> _PROVIDED MATERIAL_
──────

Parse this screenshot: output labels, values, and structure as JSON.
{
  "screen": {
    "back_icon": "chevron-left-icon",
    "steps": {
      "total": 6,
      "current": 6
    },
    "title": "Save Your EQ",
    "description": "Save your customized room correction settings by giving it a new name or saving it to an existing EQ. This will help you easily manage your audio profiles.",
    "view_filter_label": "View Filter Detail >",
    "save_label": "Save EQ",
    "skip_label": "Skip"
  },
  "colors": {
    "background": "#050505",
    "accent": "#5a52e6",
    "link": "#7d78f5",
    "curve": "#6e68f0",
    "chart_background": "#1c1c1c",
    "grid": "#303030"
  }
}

──────

Reproduce each record exactly, leaving nothing out.

> _PROBLEM SOLUTION_
Parse this screenshot: output labels, values, and structure as JSON.
{
  "screen": {
    "back_icon": "chevron-left-icon",
    "steps": {
      "total": 6,
      "current": 6
    },
    "title": "Save Your EQ",
    "description": "Save your customized room correction settings by giving it a new name or saving it to an existing EQ. This will help you easily manage your audio profiles.",
    "view_filter_label": "View Filter Detail >",
    "save_label": "Save EQ",
    "skip_label": "Skip"
  },
  "colors": {
    "background": "#050505",
    "accent": "#5a52e6",
    "link": "#7d78f5",
    "curve": "#6e68f0",
    "chart_background": "#1c1c1c",
    "grid": "#303030"
  }
}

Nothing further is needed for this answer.